▶ **GIVEN PROBLEM**
Write out the data below again, swapping every "decrement-arrow-icon" for "minus-arrow-icon" and keeping everything else the same.

-- begin SUPPLIED INFORMATION --

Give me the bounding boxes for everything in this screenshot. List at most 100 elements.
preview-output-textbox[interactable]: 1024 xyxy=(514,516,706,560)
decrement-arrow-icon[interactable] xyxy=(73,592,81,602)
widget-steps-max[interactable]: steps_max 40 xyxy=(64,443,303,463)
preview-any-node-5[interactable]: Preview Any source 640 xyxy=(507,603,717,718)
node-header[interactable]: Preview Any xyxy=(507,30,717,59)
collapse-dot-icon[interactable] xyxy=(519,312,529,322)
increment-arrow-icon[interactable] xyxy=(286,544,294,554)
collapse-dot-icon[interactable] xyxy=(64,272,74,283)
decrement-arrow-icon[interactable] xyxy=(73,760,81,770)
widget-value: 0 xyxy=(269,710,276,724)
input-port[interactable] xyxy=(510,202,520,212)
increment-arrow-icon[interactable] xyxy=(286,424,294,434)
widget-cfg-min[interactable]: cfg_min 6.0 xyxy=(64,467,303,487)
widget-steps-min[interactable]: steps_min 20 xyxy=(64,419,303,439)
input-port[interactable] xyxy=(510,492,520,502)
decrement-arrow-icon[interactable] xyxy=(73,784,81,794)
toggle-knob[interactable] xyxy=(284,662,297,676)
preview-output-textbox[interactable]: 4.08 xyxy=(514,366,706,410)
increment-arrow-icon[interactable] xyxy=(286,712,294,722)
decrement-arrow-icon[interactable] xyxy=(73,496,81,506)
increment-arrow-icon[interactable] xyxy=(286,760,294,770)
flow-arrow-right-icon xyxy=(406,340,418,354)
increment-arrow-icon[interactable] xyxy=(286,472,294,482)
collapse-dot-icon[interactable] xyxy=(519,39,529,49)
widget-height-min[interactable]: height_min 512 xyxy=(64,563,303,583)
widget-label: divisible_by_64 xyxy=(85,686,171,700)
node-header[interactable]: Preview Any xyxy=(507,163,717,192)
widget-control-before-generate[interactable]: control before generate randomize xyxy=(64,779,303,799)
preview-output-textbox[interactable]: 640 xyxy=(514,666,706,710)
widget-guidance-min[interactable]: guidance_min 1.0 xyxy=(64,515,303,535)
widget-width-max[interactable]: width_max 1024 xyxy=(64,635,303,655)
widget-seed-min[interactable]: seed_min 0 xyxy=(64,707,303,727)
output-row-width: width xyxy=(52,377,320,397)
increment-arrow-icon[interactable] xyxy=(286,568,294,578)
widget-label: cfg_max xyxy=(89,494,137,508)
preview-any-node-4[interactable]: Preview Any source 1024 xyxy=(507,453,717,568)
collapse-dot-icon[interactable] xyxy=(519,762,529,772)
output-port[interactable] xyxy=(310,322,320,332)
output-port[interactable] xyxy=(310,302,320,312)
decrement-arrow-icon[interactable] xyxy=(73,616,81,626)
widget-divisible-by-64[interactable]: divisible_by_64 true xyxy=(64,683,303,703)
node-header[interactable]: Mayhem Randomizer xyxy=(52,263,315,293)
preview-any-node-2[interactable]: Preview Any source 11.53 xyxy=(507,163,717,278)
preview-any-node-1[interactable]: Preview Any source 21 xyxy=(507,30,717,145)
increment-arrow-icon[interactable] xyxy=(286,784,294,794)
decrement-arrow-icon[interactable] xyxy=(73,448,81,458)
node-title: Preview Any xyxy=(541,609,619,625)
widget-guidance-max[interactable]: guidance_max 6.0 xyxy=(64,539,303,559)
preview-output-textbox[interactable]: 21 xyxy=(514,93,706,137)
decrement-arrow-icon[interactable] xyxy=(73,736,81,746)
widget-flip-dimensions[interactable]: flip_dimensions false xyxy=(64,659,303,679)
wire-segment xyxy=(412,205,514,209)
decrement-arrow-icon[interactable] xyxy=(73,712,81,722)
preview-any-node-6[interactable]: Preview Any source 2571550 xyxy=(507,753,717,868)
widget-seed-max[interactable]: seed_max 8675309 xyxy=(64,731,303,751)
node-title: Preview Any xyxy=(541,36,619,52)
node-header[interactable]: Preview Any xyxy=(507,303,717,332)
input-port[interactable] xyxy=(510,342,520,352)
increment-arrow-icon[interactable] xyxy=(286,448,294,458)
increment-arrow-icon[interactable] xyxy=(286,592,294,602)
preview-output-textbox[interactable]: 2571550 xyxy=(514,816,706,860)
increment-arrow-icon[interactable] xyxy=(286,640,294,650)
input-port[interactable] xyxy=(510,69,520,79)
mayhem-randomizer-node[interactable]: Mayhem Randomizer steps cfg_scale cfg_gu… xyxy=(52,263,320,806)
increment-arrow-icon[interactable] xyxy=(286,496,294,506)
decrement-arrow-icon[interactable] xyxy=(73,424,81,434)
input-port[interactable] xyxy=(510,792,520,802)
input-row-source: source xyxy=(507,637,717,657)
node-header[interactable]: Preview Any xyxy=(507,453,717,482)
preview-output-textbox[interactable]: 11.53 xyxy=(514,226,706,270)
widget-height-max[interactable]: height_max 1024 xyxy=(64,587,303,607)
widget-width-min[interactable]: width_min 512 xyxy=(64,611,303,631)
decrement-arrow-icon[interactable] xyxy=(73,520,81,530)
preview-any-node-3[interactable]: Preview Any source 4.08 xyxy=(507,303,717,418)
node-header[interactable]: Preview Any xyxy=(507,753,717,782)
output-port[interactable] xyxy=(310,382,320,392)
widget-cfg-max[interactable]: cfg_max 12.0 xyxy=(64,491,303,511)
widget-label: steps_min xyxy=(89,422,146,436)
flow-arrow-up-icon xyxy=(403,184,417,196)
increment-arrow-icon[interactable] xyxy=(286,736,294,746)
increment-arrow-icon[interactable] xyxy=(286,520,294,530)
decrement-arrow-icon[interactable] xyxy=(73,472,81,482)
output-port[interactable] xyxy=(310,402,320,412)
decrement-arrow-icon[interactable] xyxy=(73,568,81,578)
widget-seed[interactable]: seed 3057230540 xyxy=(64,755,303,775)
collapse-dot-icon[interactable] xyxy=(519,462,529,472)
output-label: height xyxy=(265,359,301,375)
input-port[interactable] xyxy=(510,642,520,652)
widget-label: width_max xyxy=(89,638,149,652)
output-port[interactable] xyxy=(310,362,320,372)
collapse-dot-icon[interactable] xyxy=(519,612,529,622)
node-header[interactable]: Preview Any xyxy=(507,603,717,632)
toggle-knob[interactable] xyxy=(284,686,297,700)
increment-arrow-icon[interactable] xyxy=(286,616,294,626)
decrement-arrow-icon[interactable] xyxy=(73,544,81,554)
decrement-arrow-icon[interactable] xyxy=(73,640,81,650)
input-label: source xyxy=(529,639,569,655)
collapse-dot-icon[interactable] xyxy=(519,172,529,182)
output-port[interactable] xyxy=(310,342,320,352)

-- end SUPPLIED INFORMATION --

▶ **FULL SOLUTION**
Give me the bounding boxes for everything in this screenshot. List at most 100 elements.
preview-output-textbox[interactable]: 1024 xyxy=(514,516,706,560)
minus-arrow-icon[interactable] xyxy=(73,592,81,602)
widget-steps-max[interactable]: steps_max 40 xyxy=(64,443,303,463)
preview-any-node-5[interactable]: Preview Any source 640 xyxy=(507,603,717,718)
node-header[interactable]: Preview Any xyxy=(507,30,717,59)
collapse-dot-icon[interactable] xyxy=(519,312,529,322)
increment-arrow-icon[interactable] xyxy=(286,544,294,554)
collapse-dot-icon[interactable] xyxy=(64,272,74,283)
minus-arrow-icon[interactable] xyxy=(73,760,81,770)
widget-value: 0 xyxy=(269,710,276,724)
input-port[interactable] xyxy=(510,202,520,212)
increment-arrow-icon[interactable] xyxy=(286,424,294,434)
widget-cfg-min[interactable]: cfg_min 6.0 xyxy=(64,467,303,487)
widget-steps-min[interactable]: steps_min 20 xyxy=(64,419,303,439)
input-port[interactable] xyxy=(510,492,520,502)
minus-arrow-icon[interactable] xyxy=(73,784,81,794)
toggle-knob[interactable] xyxy=(284,662,297,676)
preview-output-textbox[interactable]: 4.08 xyxy=(514,366,706,410)
increment-arrow-icon[interactable] xyxy=(286,712,294,722)
minus-arrow-icon[interactable] xyxy=(73,496,81,506)
increment-arrow-icon[interactable] xyxy=(286,760,294,770)
flow-arrow-right-icon xyxy=(406,340,418,354)
increment-arrow-icon[interactable] xyxy=(286,472,294,482)
collapse-dot-icon[interactable] xyxy=(519,39,529,49)
widget-height-min[interactable]: height_min 512 xyxy=(64,563,303,583)
widget-label: divisible_by_64 xyxy=(85,686,171,700)
node-header[interactable]: Preview Any xyxy=(507,163,717,192)
widget-control-before-generate[interactable]: control before generate randomize xyxy=(64,779,303,799)
preview-output-textbox[interactable]: 640 xyxy=(514,666,706,710)
widget-guidance-min[interactable]: guidance_min 1.0 xyxy=(64,515,303,535)
widget-width-max[interactable]: width_max 1024 xyxy=(64,635,303,655)
widget-seed-min[interactable]: seed_min 0 xyxy=(64,707,303,727)
output-row-width: width xyxy=(52,377,320,397)
increment-arrow-icon[interactable] xyxy=(286,568,294,578)
widget-label: cfg_max xyxy=(89,494,137,508)
preview-any-node-4[interactable]: Preview Any source 1024 xyxy=(507,453,717,568)
collapse-dot-icon[interactable] xyxy=(519,762,529,772)
output-port[interactable] xyxy=(310,322,320,332)
output-port[interactable] xyxy=(310,302,320,312)
minus-arrow-icon[interactable] xyxy=(73,616,81,626)
widget-divisible-by-64[interactable]: divisible_by_64 true xyxy=(64,683,303,703)
node-header[interactable]: Mayhem Randomizer xyxy=(52,263,315,293)
preview-any-node-2[interactable]: Preview Any source 11.53 xyxy=(507,163,717,278)
preview-any-node-1[interactable]: Preview Any source 21 xyxy=(507,30,717,145)
increment-arrow-icon[interactable] xyxy=(286,784,294,794)
minus-arrow-icon[interactable] xyxy=(73,448,81,458)
node-title: Preview Any xyxy=(541,609,619,625)
widget-guidance-max[interactable]: guidance_max 6.0 xyxy=(64,539,303,559)
preview-output-textbox[interactable]: 21 xyxy=(514,93,706,137)
minus-arrow-icon[interactable] xyxy=(73,736,81,746)
widget-flip-dimensions[interactable]: flip_dimensions false xyxy=(64,659,303,679)
wire-segment xyxy=(412,205,514,209)
minus-arrow-icon[interactable] xyxy=(73,712,81,722)
preview-any-node-6[interactable]: Preview Any source 2571550 xyxy=(507,753,717,868)
widget-seed-max[interactable]: seed_max 8675309 xyxy=(64,731,303,751)
node-title: Preview Any xyxy=(541,36,619,52)
node-header[interactable]: Preview Any xyxy=(507,303,717,332)
input-port[interactable] xyxy=(510,342,520,352)
increment-arrow-icon[interactable] xyxy=(286,448,294,458)
increment-arrow-icon[interactable] xyxy=(286,592,294,602)
preview-output-textbox[interactable]: 2571550 xyxy=(514,816,706,860)
increment-arrow-icon[interactable] xyxy=(286,640,294,650)
input-port[interactable] xyxy=(510,69,520,79)
mayhem-randomizer-node[interactable]: Mayhem Randomizer steps cfg_scale cfg_gu… xyxy=(52,263,320,806)
increment-arrow-icon[interactable] xyxy=(286,496,294,506)
minus-arrow-icon[interactable] xyxy=(73,424,81,434)
input-port[interactable] xyxy=(510,792,520,802)
input-row-source: source xyxy=(507,637,717,657)
node-header[interactable]: Preview Any xyxy=(507,453,717,482)
preview-output-textbox[interactable]: 11.53 xyxy=(514,226,706,270)
widget-height-max[interactable]: height_max 1024 xyxy=(64,587,303,607)
widget-width-min[interactable]: width_min 512 xyxy=(64,611,303,631)
minus-arrow-icon[interactable] xyxy=(73,520,81,530)
preview-any-node-3[interactable]: Preview Any source 4.08 xyxy=(507,303,717,418)
node-header[interactable]: Preview Any xyxy=(507,753,717,782)
output-port[interactable] xyxy=(310,382,320,392)
widget-cfg-max[interactable]: cfg_max 12.0 xyxy=(64,491,303,511)
widget-label: steps_min xyxy=(89,422,146,436)
flow-arrow-up-icon xyxy=(403,184,417,196)
increment-arrow-icon[interactable] xyxy=(286,736,294,746)
increment-arrow-icon[interactable] xyxy=(286,520,294,530)
minus-arrow-icon[interactable] xyxy=(73,472,81,482)
output-port[interactable] xyxy=(310,402,320,412)
minus-arrow-icon[interactable] xyxy=(73,568,81,578)
widget-seed[interactable]: seed 3057230540 xyxy=(64,755,303,775)
collapse-dot-icon[interactable] xyxy=(519,462,529,472)
output-label: height xyxy=(265,359,301,375)
input-port[interactable] xyxy=(510,642,520,652)
widget-label: width_max xyxy=(89,638,149,652)
output-port[interactable] xyxy=(310,362,320,372)
collapse-dot-icon[interactable] xyxy=(519,612,529,622)
node-header[interactable]: Preview Any xyxy=(507,603,717,632)
toggle-knob[interactable] xyxy=(284,686,297,700)
increment-arrow-icon[interactable] xyxy=(286,616,294,626)
minus-arrow-icon[interactable] xyxy=(73,544,81,554)
minus-arrow-icon[interactable] xyxy=(73,640,81,650)
input-label: source xyxy=(529,639,569,655)
collapse-dot-icon[interactable] xyxy=(519,172,529,182)
output-port[interactable] xyxy=(310,342,320,352)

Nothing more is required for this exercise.